#### [Exercise details]
Give the listing again character for character, but drop the images.

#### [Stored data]
-*-*-

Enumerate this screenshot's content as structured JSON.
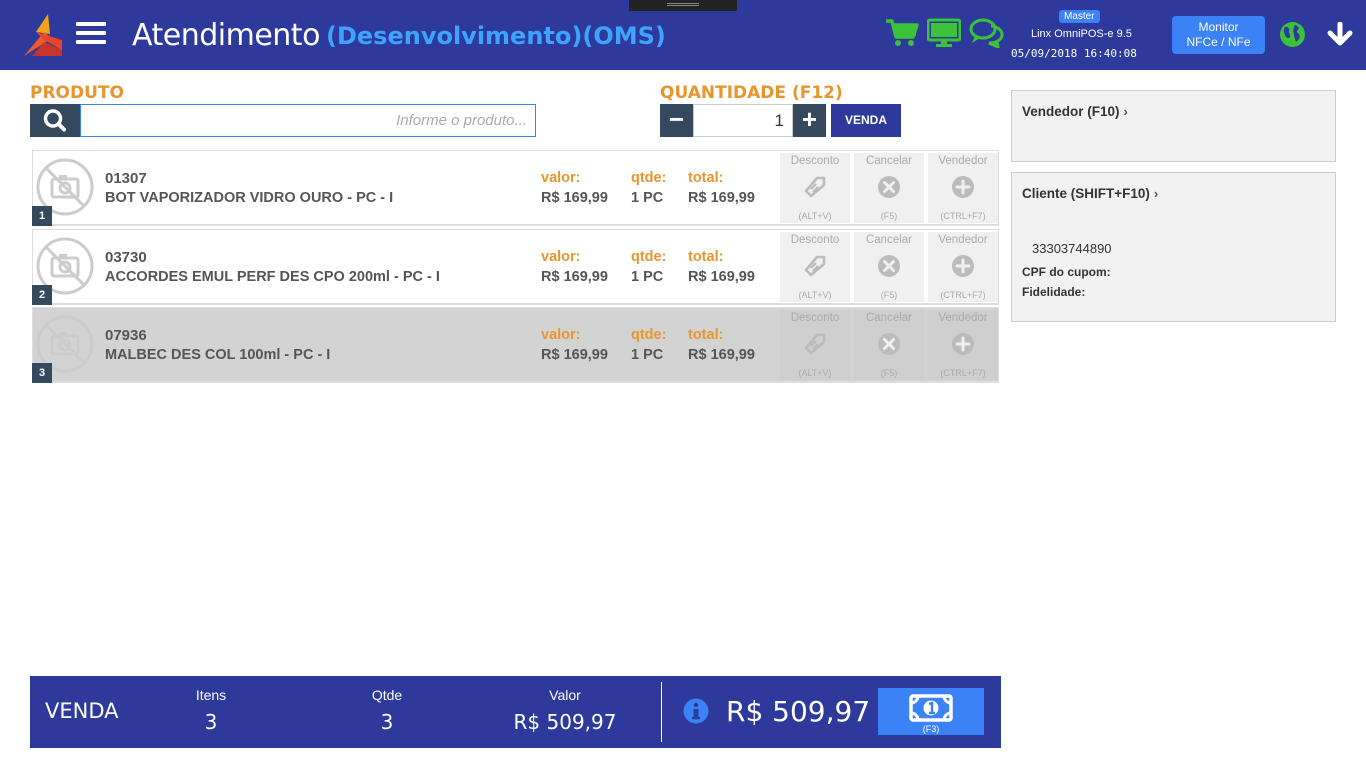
{
  "header": {
    "title": "Atendimento",
    "environment": "(Desenvolvimento)(OMS)",
    "badge": "Master",
    "app_version": "Linx OmniPOS-e  9.5",
    "datetime": "05/09/2018 16:40:08",
    "monitor_button_line1": "Monitor",
    "monitor_button_line2": "NFCe / NFe",
    "icons": [
      "logo",
      "menu-icon",
      "cart-icon",
      "monitor-icon",
      "chat-icon",
      "globe-icon",
      "download-icon"
    ],
    "colors": {
      "bar": "#2d3a9c",
      "env_text": "#3ea3ff",
      "icon_green": "#3cc13b",
      "accent_blue": "#3b82f6"
    }
  },
  "produto": {
    "label": "PRODUTO",
    "placeholder": "Informe o produto..."
  },
  "quantidade": {
    "label": "QUANTIDADE (F12)",
    "value": "1",
    "minus": "−",
    "plus": "+",
    "venda_button": "VENDA"
  },
  "field_labels": {
    "valor": "valor:",
    "qtde": "qtde:",
    "total": "total:"
  },
  "actions": {
    "desconto": {
      "label": "Desconto",
      "key": "(ALT+V)"
    },
    "cancelar": {
      "label": "Cancelar",
      "key": "(F5)"
    },
    "vendedor": {
      "label": "Vendedor",
      "key": "(CTRL+F7)"
    }
  },
  "items": [
    {
      "num": "1",
      "code": "01307",
      "desc": "BOT VAPORIZADOR VIDRO OURO - PC - I",
      "valor": "R$ 169,99",
      "qtde": "1 PC",
      "total": "R$ 169,99"
    },
    {
      "num": "2",
      "code": "03730",
      "desc": "ACCORDES EMUL PERF DES CPO 200ml - PC - I",
      "valor": "R$ 169,99",
      "qtde": "1 PC",
      "total": "R$ 169,99"
    },
    {
      "num": "3",
      "code": "07936",
      "desc": "MALBEC DES COL 100ml - PC - I",
      "valor": "R$ 169,99",
      "qtde": "1 PC",
      "total": "R$ 169,99"
    }
  ],
  "vendedor_panel": {
    "title": "Vendedor (F10)",
    "chevron": "›"
  },
  "cliente_panel": {
    "title": "Cliente (SHIFT+F10)",
    "chevron": "›",
    "document": "33303744890",
    "cpf_label": "CPF do cupom:",
    "fidelidade_label": "Fidelidade:"
  },
  "footer": {
    "venda_label": "VENDA",
    "itens_label": "Itens",
    "itens_value": "3",
    "qtde_label": "Qtde",
    "qtde_value": "3",
    "valor_label": "Valor",
    "valor_value": "R$ 509,97",
    "total": "R$ 509,97",
    "pay_key": "(F3)"
  }
}
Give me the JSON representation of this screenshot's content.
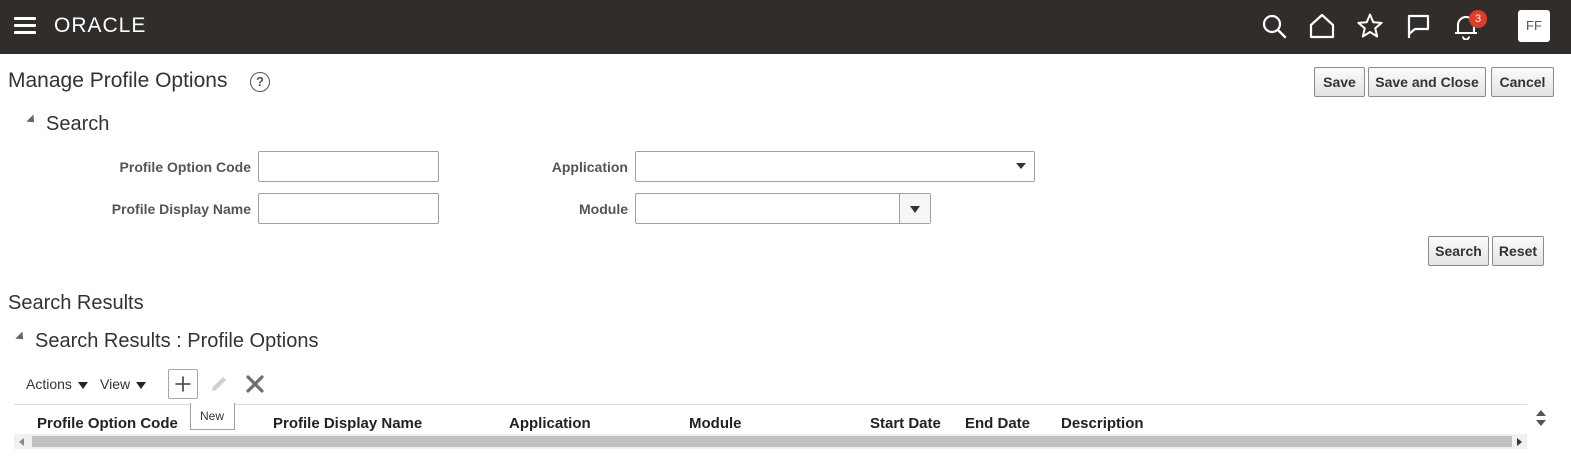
{
  "topbar": {
    "logo": "ORACLE",
    "notification_count": "3",
    "avatar_initials": "FF",
    "bg_color": "#312d2a",
    "icons": [
      "menu-icon",
      "search-icon",
      "home-icon",
      "star-icon",
      "flag-icon",
      "bell-icon"
    ]
  },
  "header": {
    "title": "Manage Profile Options",
    "help": "?",
    "save_label": "Save",
    "save_close_label": "Save and Close",
    "cancel_label": "Cancel"
  },
  "search": {
    "title": "Search",
    "profile_option_code_label": "Profile Option Code",
    "profile_option_code_value": "",
    "profile_display_name_label": "Profile Display Name",
    "profile_display_name_value": "",
    "application_label": "Application",
    "application_value": "",
    "module_label": "Module",
    "module_value": "",
    "search_button": "Search",
    "reset_button": "Reset"
  },
  "results": {
    "heading": "Search Results",
    "subheading": "Search Results : Profile Options",
    "actions_label": "Actions",
    "view_label": "View",
    "new_tooltip": "New",
    "columns": [
      "Profile Option Code",
      "Profile Display Name",
      "Application",
      "Module",
      "Start Date",
      "End Date",
      "Description"
    ]
  }
}
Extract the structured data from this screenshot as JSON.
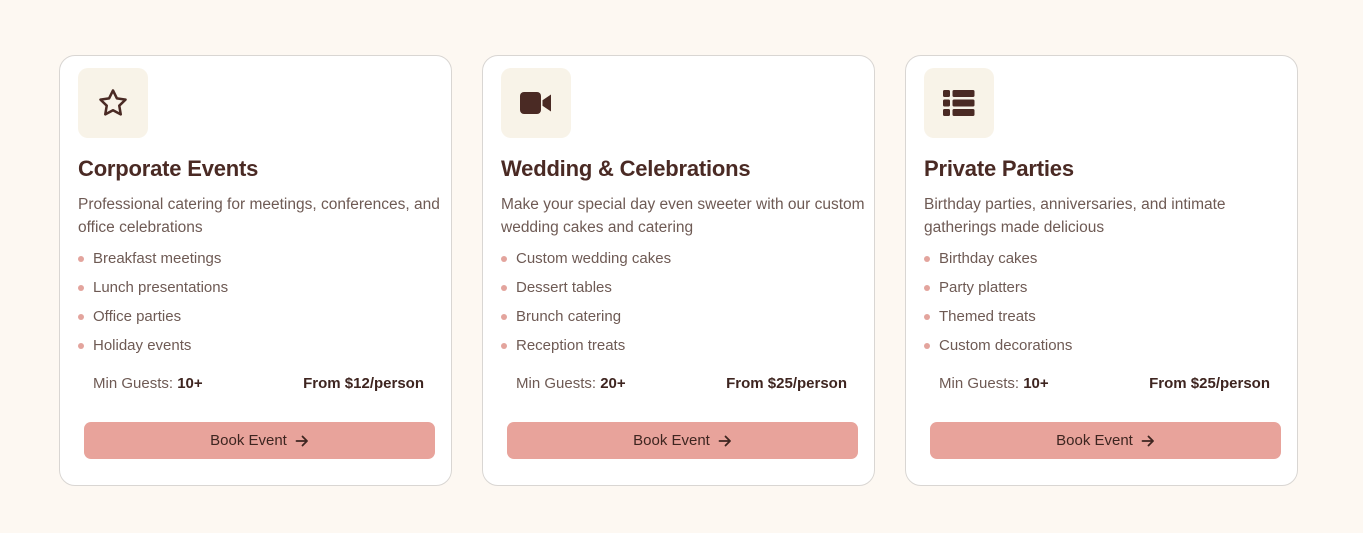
{
  "colors": {
    "page_background": "#fdf8f2",
    "card_background": "#ffffff",
    "icon_background": "#f8f3e8",
    "accent": "#e8a39b",
    "bullet": "#e3a49d",
    "heading_text": "#4a2a24",
    "body_text": "#6e5a54"
  },
  "cards": [
    {
      "icon": "star-icon",
      "title": "Corporate Events",
      "description": "Professional catering for meetings, conferences, and office celebrations",
      "features": [
        "Breakfast meetings",
        "Lunch presentations",
        "Office parties",
        "Holiday events"
      ],
      "min_guests_label": "Min Guests:",
      "min_guests_value": "10+",
      "price": "From $12/person",
      "button_label": "Book Event",
      "button_icon": "arrow-right-icon"
    },
    {
      "icon": "video-camera-icon",
      "title": "Wedding & Celebrations",
      "description": "Make your special day even sweeter with our custom wedding cakes and catering",
      "features": [
        "Custom wedding cakes",
        "Dessert tables",
        "Brunch catering",
        "Reception treats"
      ],
      "min_guests_label": "Min Guests:",
      "min_guests_value": "20+",
      "price": "From $25/person",
      "button_label": "Book Event",
      "button_icon": "arrow-right-icon"
    },
    {
      "icon": "list-icon",
      "title": "Private Parties",
      "description": "Birthday parties, anniversaries, and intimate gatherings made delicious",
      "features": [
        "Birthday cakes",
        "Party platters",
        "Themed treats",
        "Custom decorations"
      ],
      "min_guests_label": "Min Guests:",
      "min_guests_value": "10+",
      "price": "From $25/person",
      "button_label": "Book Event",
      "button_icon": "arrow-right-icon"
    }
  ]
}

-*-*-

#### [Written response]
Enumerate this screenshot's content as structured JSON.
{
  "header": {
    "title": "Atendimento",
    "environment": "(Desenvolvimento)(OMS)",
    "badge": "Master",
    "app_version": "Linx OmniPOS-e  9.5",
    "datetime": "05/09/2018 16:40:08",
    "monitor_button_line1": "Monitor",
    "monitor_button_line2": "NFCe / NFe",
    "icons": [
      "logo",
      "menu-icon",
      "cart-icon",
      "monitor-icon",
      "chat-icon",
      "globe-icon",
      "download-icon"
    ],
    "colors": {
      "bar": "#2d3a9c",
      "env_text": "#3ea3ff",
      "icon_green": "#3cc13b",
      "accent_blue": "#3b82f6"
    }
  },
  "produto": {
    "label": "PRODUTO",
    "placeholder": "Informe o produto..."
  },
  "quantidade": {
    "label": "QUANTIDADE (F12)",
    "value": "1",
    "minus": "−",
    "plus": "+",
    "venda_button": "VENDA"
  },
  "field_labels": {
    "valor": "valor:",
    "qtde": "qtde:",
    "total": "total:"
  },
  "actions": {
    "desconto": {
      "label": "Desconto",
      "key": "(ALT+V)"
    },
    "cancelar": {
      "label": "Cancelar",
      "key": "(F5)"
    },
    "vendedor": {
      "label": "Vendedor",
      "key": "(CTRL+F7)"
    }
  },
  "items": [
    {
      "num": "1",
      "code": "01307",
      "desc": "BOT VAPORIZADOR VIDRO OURO - PC - I",
      "valor": "R$ 169,99",
      "qtde": "1 PC",
      "total": "R$ 169,99"
    },
    {
      "num": "2",
      "code": "03730",
      "desc": "ACCORDES EMUL PERF DES CPO 200ml - PC - I",
      "valor": "R$ 169,99",
      "qtde": "1 PC",
      "total": "R$ 169,99"
    },
    {
      "num": "3",
      "code": "07936",
      "desc": "MALBEC DES COL 100ml - PC - I",
      "valor": "R$ 169,99",
      "qtde": "1 PC",
      "total": "R$ 169,99"
    }
  ],
  "vendedor_panel": {
    "title": "Vendedor (F10)",
    "chevron": "›"
  },
  "cliente_panel": {
    "title": "Cliente (SHIFT+F10)",
    "chevron": "›",
    "document": "33303744890",
    "cpf_label": "CPF do cupom:",
    "fidelidade_label": "Fidelidade:"
  },
  "footer": {
    "venda_label": "VENDA",
    "itens_label": "Itens",
    "itens_value": "3",
    "qtde_label": "Qtde",
    "qtde_value": "3",
    "valor_label": "Valor",
    "valor_value": "R$ 509,97",
    "total": "R$ 509,97",
    "pay_key": "(F3)"
  }
}
Give me the JSON representation of this screenshot's content.
{
  "topbar": {
    "logo": "ORACLE",
    "notification_count": "3",
    "avatar_initials": "FF",
    "bg_color": "#312d2a",
    "icons": [
      "menu-icon",
      "search-icon",
      "home-icon",
      "star-icon",
      "flag-icon",
      "bell-icon"
    ]
  },
  "header": {
    "title": "Manage Profile Options",
    "help": "?",
    "save_label": "Save",
    "save_close_label": "Save and Close",
    "cancel_label": "Cancel"
  },
  "search": {
    "title": "Search",
    "profile_option_code_label": "Profile Option Code",
    "profile_option_code_value": "",
    "profile_display_name_label": "Profile Display Name",
    "profile_display_name_value": "",
    "application_label": "Application",
    "application_value": "",
    "module_label": "Module",
    "module_value": "",
    "search_button": "Search",
    "reset_button": "Reset"
  },
  "results": {
    "heading": "Search Results",
    "subheading": "Search Results : Profile Options",
    "actions_label": "Actions",
    "view_label": "View",
    "new_tooltip": "New",
    "columns": [
      "Profile Option Code",
      "Profile Display Name",
      "Application",
      "Module",
      "Start Date",
      "End Date",
      "Description"
    ]
  }
}
Extract the structured data from this screenshot as JSON.
{
  "colors": {
    "page_background": "#fdf8f2",
    "card_background": "#ffffff",
    "icon_background": "#f8f3e8",
    "accent": "#e8a39b",
    "bullet": "#e3a49d",
    "heading_text": "#4a2a24",
    "body_text": "#6e5a54"
  },
  "cards": [
    {
      "icon": "star-icon",
      "title": "Corporate Events",
      "description": "Professional catering for meetings, conferences, and office celebrations",
      "features": [
        "Breakfast meetings",
        "Lunch presentations",
        "Office parties",
        "Holiday events"
      ],
      "min_guests_label": "Min Guests:",
      "min_guests_value": "10+",
      "price": "From $12/person",
      "button_label": "Book Event",
      "button_icon": "arrow-right-icon"
    },
    {
      "icon": "video-camera-icon",
      "title": "Wedding & Celebrations",
      "description": "Make your special day even sweeter with our custom wedding cakes and catering",
      "features": [
        "Custom wedding cakes",
        "Dessert tables",
        "Brunch catering",
        "Reception treats"
      ],
      "min_guests_label": "Min Guests:",
      "min_guests_value": "20+",
      "price": "From $25/person",
      "button_label": "Book Event",
      "button_icon": "arrow-right-icon"
    },
    {
      "icon": "list-icon",
      "title": "Private Parties",
      "description": "Birthday parties, anniversaries, and intimate gatherings made delicious",
      "features": [
        "Birthday cakes",
        "Party platters",
        "Themed treats",
        "Custom decorations"
      ],
      "min_guests_label": "Min Guests:",
      "min_guests_value": "10+",
      "price": "From $25/person",
      "button_label": "Book Event",
      "button_icon": "arrow-right-icon"
    }
  ]
}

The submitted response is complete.